What you are asked to do>
Reproduce every entry that follows word for word, but omit the images.

--- Start of Stored rows ---

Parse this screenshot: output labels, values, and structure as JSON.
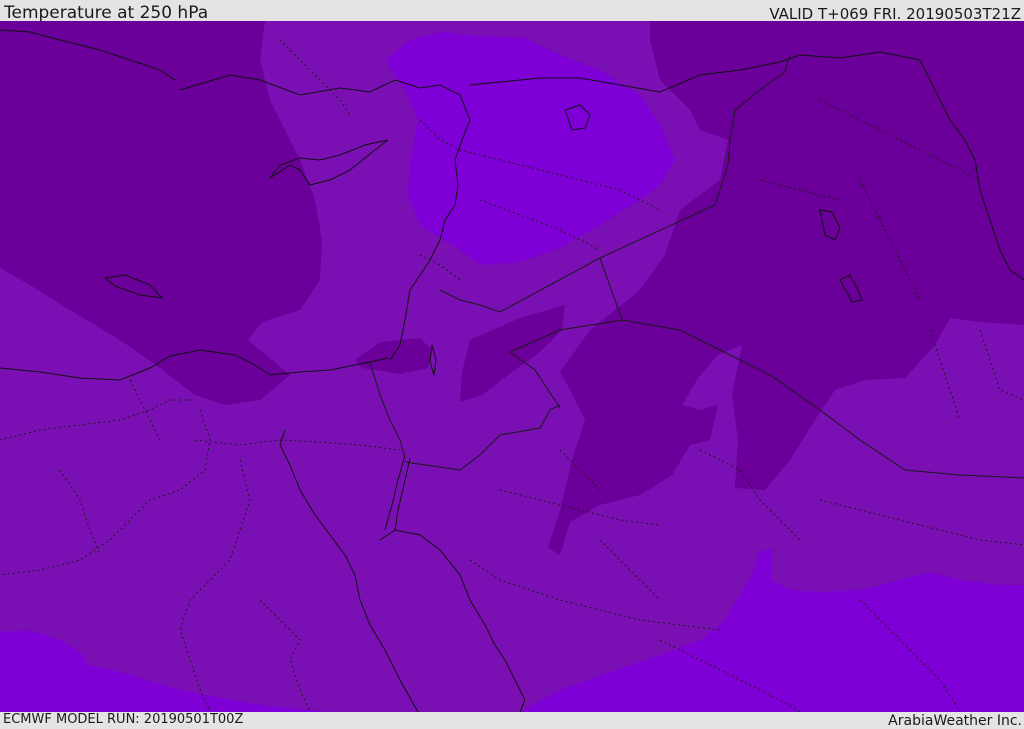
{
  "header": {
    "title": "Temperature at 250 hPa",
    "valid": "VALID T+069 FRI. 20190503T21Z"
  },
  "footer": {
    "model_run": "ECMWF MODEL RUN: 20190501T00Z",
    "credit": "ArabiaWeather Inc."
  },
  "map": {
    "field": "temperature-250hPa",
    "colors": {
      "cold": "#6a0099",
      "medium": "#7a10b3",
      "warm": "#7e00d6",
      "coastline": "#111111",
      "border": "#1a1a1a"
    }
  }
}
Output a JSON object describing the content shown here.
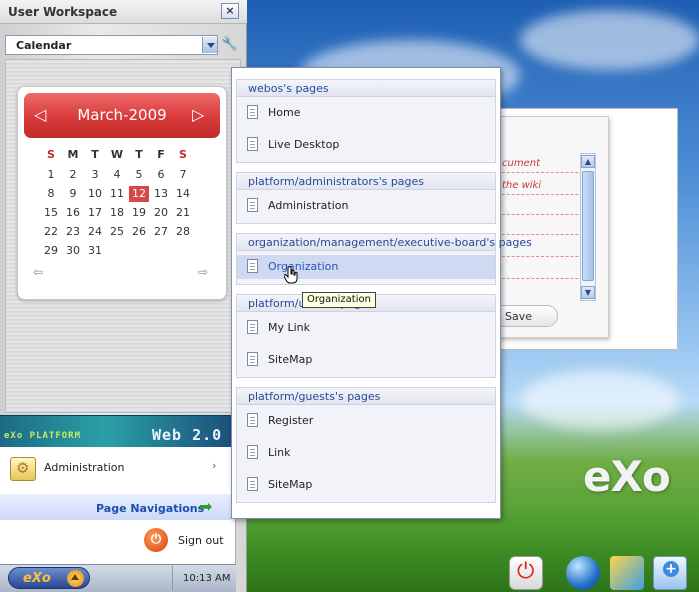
{
  "workspace": {
    "title": "User Workspace",
    "close_glyph": "×",
    "selector_value": "Calendar",
    "wrench_glyph": "🔧"
  },
  "calendar": {
    "month_label": "March-2009",
    "prev_glyph": "◁",
    "next_glyph": "▷",
    "weekdays": [
      "S",
      "M",
      "T",
      "W",
      "T",
      "F",
      "S"
    ],
    "weekday_colors": [
      "#c02a2a",
      "#333333",
      "#333333",
      "#333333",
      "#333333",
      "#333333",
      "#c02a2a"
    ],
    "weeks": [
      [
        "1",
        "2",
        "3",
        "4",
        "5",
        "6",
        "7"
      ],
      [
        "8",
        "9",
        "10",
        "11",
        "12",
        "13",
        "14"
      ],
      [
        "15",
        "16",
        "17",
        "18",
        "19",
        "20",
        "21"
      ],
      [
        "22",
        "23",
        "24",
        "25",
        "26",
        "27",
        "28"
      ],
      [
        "29",
        "30",
        "31",
        "",
        "",
        "",
        ""
      ]
    ],
    "today": "12",
    "footer_prev_glyph": "⇦",
    "footer_next_glyph": "⇨"
  },
  "banner": {
    "logo_text": "eXo PLATFORM",
    "web_text": "Web 2.0"
  },
  "start_menu": {
    "admin_label": "Administration",
    "admin_chevron": "›",
    "page_nav_label": "Page Navigations",
    "page_nav_arrow": "➡",
    "signout_label": "Sign out",
    "signout_glyph": "⏻"
  },
  "taskbar": {
    "start_label": "eXo",
    "clock": "10:13 AM"
  },
  "wiki_widget": {
    "lines": [
      "cument",
      "the wiki"
    ],
    "save_label": "Save",
    "scroll_up_glyph": "▲",
    "scroll_down_glyph": "▼"
  },
  "desktop": {
    "logo": "eXo"
  },
  "page_navigations": {
    "groups": [
      {
        "title": "webos's pages",
        "items": [
          "Home",
          "Live Desktop"
        ]
      },
      {
        "title": "platform/administrators's pages",
        "items": [
          "Administration"
        ]
      },
      {
        "title": "organization/management/executive-board's pages",
        "items": [
          "Organization"
        ]
      },
      {
        "title": "platform/users's pages",
        "items": [
          "My Link",
          "SiteMap"
        ]
      },
      {
        "title": "platform/guests's pages",
        "items": [
          "Register",
          "Link",
          "SiteMap"
        ]
      }
    ],
    "active_item": "Organization",
    "tooltip": "Organization"
  },
  "colors": {
    "accent_blue": "#1d4fb0",
    "calendar_red": "#d83a3a",
    "nav_active_bg": "#cfd9f2"
  }
}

--- End of Stored rows ---

Result>
Parse this screenshot: output labels, values, and structure as JSON.
{
  "header": {
    "title": "Temperature at 250 hPa",
    "valid": "VALID T+069 FRI. 20190503T21Z"
  },
  "footer": {
    "model_run": "ECMWF MODEL RUN: 20190501T00Z",
    "credit": "ArabiaWeather Inc."
  },
  "map": {
    "field": "temperature-250hPa",
    "colors": {
      "cold": "#6a0099",
      "medium": "#7a10b3",
      "warm": "#7e00d6",
      "coastline": "#111111",
      "border": "#1a1a1a"
    }
  }
}
Output a JSON object describing the content shown here.
{
  "workspace": {
    "title": "User Workspace",
    "close_glyph": "×",
    "selector_value": "Calendar",
    "wrench_glyph": "🔧"
  },
  "calendar": {
    "month_label": "March-2009",
    "prev_glyph": "◁",
    "next_glyph": "▷",
    "weekdays": [
      "S",
      "M",
      "T",
      "W",
      "T",
      "F",
      "S"
    ],
    "weekday_colors": [
      "#c02a2a",
      "#333333",
      "#333333",
      "#333333",
      "#333333",
      "#333333",
      "#c02a2a"
    ],
    "weeks": [
      [
        "1",
        "2",
        "3",
        "4",
        "5",
        "6",
        "7"
      ],
      [
        "8",
        "9",
        "10",
        "11",
        "12",
        "13",
        "14"
      ],
      [
        "15",
        "16",
        "17",
        "18",
        "19",
        "20",
        "21"
      ],
      [
        "22",
        "23",
        "24",
        "25",
        "26",
        "27",
        "28"
      ],
      [
        "29",
        "30",
        "31",
        "",
        "",
        "",
        ""
      ]
    ],
    "today": "12",
    "footer_prev_glyph": "⇦",
    "footer_next_glyph": "⇨"
  },
  "banner": {
    "logo_text": "eXo PLATFORM",
    "web_text": "Web 2.0"
  },
  "start_menu": {
    "admin_label": "Administration",
    "admin_chevron": "›",
    "page_nav_label": "Page Navigations",
    "page_nav_arrow": "➡",
    "signout_label": "Sign out",
    "signout_glyph": "⏻"
  },
  "taskbar": {
    "start_label": "eXo",
    "clock": "10:13 AM"
  },
  "wiki_widget": {
    "lines": [
      "cument",
      "the wiki"
    ],
    "save_label": "Save",
    "scroll_up_glyph": "▲",
    "scroll_down_glyph": "▼"
  },
  "desktop": {
    "logo": "eXo"
  },
  "page_navigations": {
    "groups": [
      {
        "title": "webos's pages",
        "items": [
          "Home",
          "Live Desktop"
        ]
      },
      {
        "title": "platform/administrators's pages",
        "items": [
          "Administration"
        ]
      },
      {
        "title": "organization/management/executive-board's pages",
        "items": [
          "Organization"
        ]
      },
      {
        "title": "platform/users's pages",
        "items": [
          "My Link",
          "SiteMap"
        ]
      },
      {
        "title": "platform/guests's pages",
        "items": [
          "Register",
          "Link",
          "SiteMap"
        ]
      }
    ],
    "active_item": "Organization",
    "tooltip": "Organization"
  },
  "colors": {
    "accent_blue": "#1d4fb0",
    "calendar_red": "#d83a3a",
    "nav_active_bg": "#cfd9f2"
  }
}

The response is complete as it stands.